Saved data entries
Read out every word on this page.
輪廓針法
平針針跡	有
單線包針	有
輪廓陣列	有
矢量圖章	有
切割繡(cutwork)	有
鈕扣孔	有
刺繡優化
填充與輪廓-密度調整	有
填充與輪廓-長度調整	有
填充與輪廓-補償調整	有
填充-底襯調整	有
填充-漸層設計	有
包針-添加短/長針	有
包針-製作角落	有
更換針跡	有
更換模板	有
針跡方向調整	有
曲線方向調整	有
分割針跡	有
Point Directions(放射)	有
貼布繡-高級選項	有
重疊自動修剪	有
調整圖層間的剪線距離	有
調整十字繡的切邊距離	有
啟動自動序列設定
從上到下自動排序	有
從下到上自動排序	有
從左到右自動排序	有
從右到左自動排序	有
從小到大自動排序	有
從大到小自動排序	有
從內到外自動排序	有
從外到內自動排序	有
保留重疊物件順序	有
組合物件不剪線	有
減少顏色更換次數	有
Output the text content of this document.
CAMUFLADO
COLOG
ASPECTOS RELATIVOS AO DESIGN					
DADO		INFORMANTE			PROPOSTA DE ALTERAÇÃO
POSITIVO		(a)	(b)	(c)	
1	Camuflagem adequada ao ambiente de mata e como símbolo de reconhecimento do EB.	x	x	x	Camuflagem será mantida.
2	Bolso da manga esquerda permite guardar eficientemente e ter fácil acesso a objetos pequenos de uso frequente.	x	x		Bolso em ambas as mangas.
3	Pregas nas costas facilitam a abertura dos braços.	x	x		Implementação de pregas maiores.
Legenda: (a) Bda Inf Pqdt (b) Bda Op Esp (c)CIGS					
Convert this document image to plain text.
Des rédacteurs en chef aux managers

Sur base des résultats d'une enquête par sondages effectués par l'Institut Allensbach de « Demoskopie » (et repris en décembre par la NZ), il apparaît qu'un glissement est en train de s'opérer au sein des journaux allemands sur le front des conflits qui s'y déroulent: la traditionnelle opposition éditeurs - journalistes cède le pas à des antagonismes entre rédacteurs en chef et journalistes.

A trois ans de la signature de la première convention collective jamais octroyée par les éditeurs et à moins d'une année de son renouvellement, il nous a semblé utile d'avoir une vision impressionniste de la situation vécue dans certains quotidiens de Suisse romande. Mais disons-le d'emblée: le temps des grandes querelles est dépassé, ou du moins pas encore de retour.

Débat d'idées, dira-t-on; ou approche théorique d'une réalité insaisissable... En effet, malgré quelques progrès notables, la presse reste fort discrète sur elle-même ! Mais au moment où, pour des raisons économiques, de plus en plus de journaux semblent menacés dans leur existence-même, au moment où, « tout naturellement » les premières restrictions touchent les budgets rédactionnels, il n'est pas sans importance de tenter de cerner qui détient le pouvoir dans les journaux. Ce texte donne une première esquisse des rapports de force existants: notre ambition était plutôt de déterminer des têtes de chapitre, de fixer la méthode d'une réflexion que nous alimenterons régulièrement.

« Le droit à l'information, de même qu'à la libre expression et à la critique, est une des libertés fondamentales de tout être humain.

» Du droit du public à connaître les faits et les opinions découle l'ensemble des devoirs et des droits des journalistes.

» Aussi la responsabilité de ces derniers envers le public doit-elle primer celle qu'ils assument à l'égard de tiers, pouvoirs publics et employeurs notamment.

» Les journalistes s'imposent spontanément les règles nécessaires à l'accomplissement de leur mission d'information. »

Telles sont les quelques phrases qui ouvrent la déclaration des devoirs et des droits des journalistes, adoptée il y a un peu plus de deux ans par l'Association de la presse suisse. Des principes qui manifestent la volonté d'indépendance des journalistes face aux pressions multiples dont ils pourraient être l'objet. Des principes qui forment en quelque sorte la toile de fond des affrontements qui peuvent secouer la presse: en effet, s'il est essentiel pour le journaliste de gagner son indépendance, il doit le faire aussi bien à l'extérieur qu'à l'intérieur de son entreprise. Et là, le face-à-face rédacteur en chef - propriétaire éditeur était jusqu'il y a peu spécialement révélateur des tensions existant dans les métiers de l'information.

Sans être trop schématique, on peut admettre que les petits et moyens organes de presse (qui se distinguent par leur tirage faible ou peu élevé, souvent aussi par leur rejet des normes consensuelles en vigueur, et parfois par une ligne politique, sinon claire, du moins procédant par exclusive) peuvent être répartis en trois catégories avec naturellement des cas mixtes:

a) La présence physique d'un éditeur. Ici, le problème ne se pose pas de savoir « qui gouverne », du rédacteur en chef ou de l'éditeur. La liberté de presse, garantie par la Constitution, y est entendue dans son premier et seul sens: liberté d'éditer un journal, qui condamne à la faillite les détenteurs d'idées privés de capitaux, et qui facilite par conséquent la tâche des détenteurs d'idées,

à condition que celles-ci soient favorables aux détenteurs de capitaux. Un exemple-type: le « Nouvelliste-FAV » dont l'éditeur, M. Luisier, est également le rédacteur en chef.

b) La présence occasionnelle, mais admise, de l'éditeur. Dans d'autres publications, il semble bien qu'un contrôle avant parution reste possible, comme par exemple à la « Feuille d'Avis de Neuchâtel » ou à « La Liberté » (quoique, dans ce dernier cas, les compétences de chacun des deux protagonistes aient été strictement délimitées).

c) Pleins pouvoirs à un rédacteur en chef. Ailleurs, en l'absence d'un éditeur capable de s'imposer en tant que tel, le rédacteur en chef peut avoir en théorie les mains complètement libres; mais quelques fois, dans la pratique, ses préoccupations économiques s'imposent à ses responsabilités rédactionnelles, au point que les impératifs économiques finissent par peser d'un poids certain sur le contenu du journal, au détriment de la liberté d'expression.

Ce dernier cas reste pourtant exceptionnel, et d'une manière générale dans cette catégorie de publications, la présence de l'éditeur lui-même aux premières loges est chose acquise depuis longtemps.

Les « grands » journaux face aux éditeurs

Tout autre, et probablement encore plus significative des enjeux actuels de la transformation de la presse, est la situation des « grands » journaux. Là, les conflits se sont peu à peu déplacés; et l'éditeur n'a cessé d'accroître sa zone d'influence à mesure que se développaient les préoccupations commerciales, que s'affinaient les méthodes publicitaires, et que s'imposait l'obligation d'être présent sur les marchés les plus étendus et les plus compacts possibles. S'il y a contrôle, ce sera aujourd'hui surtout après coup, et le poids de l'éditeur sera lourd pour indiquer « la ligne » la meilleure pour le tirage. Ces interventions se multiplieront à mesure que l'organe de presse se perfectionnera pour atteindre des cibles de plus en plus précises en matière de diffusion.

_WRITTEN PROBLEM_. All the entries above need to be reproduced exactly.

_THE RESULT_.
Read out every word on this page.
輪廓針法
平針針跡	有
單線包針	有
輪廓陣列	有
矢量圖章	有
切割繡(cutwork)	有
鈕扣孔	有
刺繡優化
填充與輪廓-密度調整	有
填充與輪廓-長度調整	有
填充與輪廓-補償調整	有
填充-底襯調整	有
填充-漸層設計	有
包針-添加短/長針	有
包針-製作角落	有
更換針跡	有
更換模板	有
針跡方向調整	有
曲線方向調整	有
分割針跡	有
Point Directions(放射)	有
貼布繡-高級選項	有
重疊自動修剪	有
調整圖層間的剪線距離	有
調整十字繡的切邊距離	有
啟動自動序列設定
從上到下自動排序	有
從下到上自動排序	有
從左到右自動排序	有
從右到左自動排序	有
從小到大自動排序	有
從大到小自動排序	有
從內到外自動排序	有
從外到內自動排序	有
保留重疊物件順序	有
組合物件不剪線	有
減少顏色更換次數	有
Output the text content of this document.
CAMUFLADO
COLOG
ASPECTOS RELATIVOS AO DESIGN					
DADO		INFORMANTE			PROPOSTA DE ALTERAÇÃO
POSITIVO		(a)	(b)	(c)	
1	Camuflagem adequada ao ambiente de mata e como símbolo de reconhecimento do EB.	x	x	x	Camuflagem será mantida.
2	Bolso da manga esquerda permite guardar eficientemente e ter fácil acesso a objetos pequenos de uso frequente.	x	x		Bolso em ambas as mangas.
3	Pregas nas costas facilitam a abertura dos braços.	x	x		Implementação de pregas maiores.
Legenda: (a) Bda Inf Pqdt (b) Bda Op Esp (c)CIGS					
Convert this document image to plain text.
Des rédacteurs en chef aux managers

Sur base des résultats d'une enquête par sondages effectués par l'Institut Allensbach de « Demoskopie » (et repris en décembre par la NZ), il apparaît qu'un glissement est en train de s'opérer au sein des journaux allemands sur le front des conflits qui s'y déroulent: la traditionnelle opposition éditeurs - journalistes cède le pas à des antagonismes entre rédacteurs en chef et journalistes.

A trois ans de la signature de la première convention collective jamais octroyée par les éditeurs et à moins d'une année de son renouvellement, il nous a semblé utile d'avoir une vision impressionniste de la situation vécue dans certains quotidiens de Suisse romande. Mais disons-le d'emblée: le temps des grandes querelles est dépassé, ou du moins pas encore de retour.

Débat d'idées, dira-t-on; ou approche théorique d'une réalité insaisissable... En effet, malgré quelques progrès notables, la presse reste fort discrète sur elle-même ! Mais au moment où, pour des raisons économiques, de plus en plus de journaux semblent menacés dans leur existence-même, au moment où, « tout naturellement » les premières restrictions touchent les budgets rédactionnels, il n'est pas sans importance de tenter de cerner qui détient le pouvoir dans les journaux. Ce texte donne une première esquisse des rapports de force existants: notre ambition était plutôt de déterminer des têtes de chapitre, de fixer la méthode d'une réflexion que nous alimenterons régulièrement.

« Le droit à l'information, de même qu'à la libre expression et à la critique, est une des libertés fondamentales de tout être humain.

» Du droit du public à connaître les faits et les opinions découle l'ensemble des devoirs et des droits des journalistes.

» Aussi la responsabilité de ces derniers envers le public doit-elle primer celle qu'ils assument à l'égard de tiers, pouvoirs publics et employeurs notamment.

» Les journalistes s'imposent spontanément les règles nécessaires à l'accomplissement de leur mission d'information. »

Telles sont les quelques phrases qui ouvrent la déclaration des devoirs et des droits des journalistes, adoptée il y a un peu plus de deux ans par l'Association de la presse suisse. Des principes qui manifestent la volonté d'indépendance des journalistes face aux pressions multiples dont ils pourraient être l'objet. Des principes qui forment en quelque sorte la toile de fond des affrontements qui peuvent secouer la presse: en effet, s'il est essentiel pour le journaliste de gagner son indépendance, il doit le faire aussi bien à l'extérieur qu'à l'intérieur de son entreprise. Et là, le face-à-face rédacteur en chef - propriétaire éditeur était jusqu'il y a peu spécialement révélateur des tensions existant dans les métiers de l'information.

Sans être trop schématique, on peut admettre que les petits et moyens organes de presse (qui se distinguent par leur tirage faible ou peu élevé, souvent aussi par leur rejet des normes consensuelles en vigueur, et parfois par une ligne politique, sinon claire, du moins procédant par exclusive) peuvent être répartis en trois catégories avec naturellement des cas mixtes:

a) La présence physique d'un éditeur. Ici, le problème ne se pose pas de savoir « qui gouverne », du rédacteur en chef ou de l'éditeur. La liberté de presse, garantie par la Constitution, y est entendue dans son premier et seul sens: liberté d'éditer un journal, qui condamne à la faillite les détenteurs d'idées privés de capitaux, et qui facilite par conséquent la tâche des détenteurs d'idées,

à condition que celles-ci soient favorables aux détenteurs de capitaux. Un exemple-type: le « Nouvelliste-FAV » dont l'éditeur, M. Luisier, est également le rédacteur en chef.

b) La présence occasionnelle, mais admise, de l'éditeur. Dans d'autres publications, il semble bien qu'un contrôle avant parution reste possible, comme par exemple à la « Feuille d'Avis de Neuchâtel » ou à « La Liberté » (quoique, dans ce dernier cas, les compétences de chacun des deux protagonistes aient été strictement délimitées).

c) Pleins pouvoirs à un rédacteur en chef. Ailleurs, en l'absence d'un éditeur capable de s'imposer en tant que tel, le rédacteur en chef peut avoir en théorie les mains complètement libres; mais quelques fois, dans la pratique, ses préoccupations économiques s'imposent à ses responsabilités rédactionnelles, au point que les impératifs économiques finissent par peser d'un poids certain sur le contenu du journal, au détriment de la liberté d'expression.

Ce dernier cas reste pourtant exceptionnel, et d'une manière générale dans cette catégorie de publications, la présence de l'éditeur lui-même aux premières loges est chose acquise depuis longtemps.

Les « grands » journaux face aux éditeurs

Tout autre, et probablement encore plus significative des enjeux actuels de la transformation de la presse, est la situation des « grands » journaux. Là, les conflits se sont peu à peu déplacés; et l'éditeur n'a cessé d'accroître sa zone d'influence à mesure que se développaient les préoccupations commerciales, que s'affinaient les méthodes publicitaires, et que s'imposait l'obligation d'être présent sur les marchés les plus étendus et les plus compacts possibles. S'il y a contrôle, ce sera aujourd'hui surtout après coup, et le poids de l'éditeur sera lourd pour indiquer « la ligne » la meilleure pour le tirage. Ces interventions se multiplieront à mesure que l'organe de presse se perfectionnera pour atteindre des cibles de plus en plus précises en matière de diffusion.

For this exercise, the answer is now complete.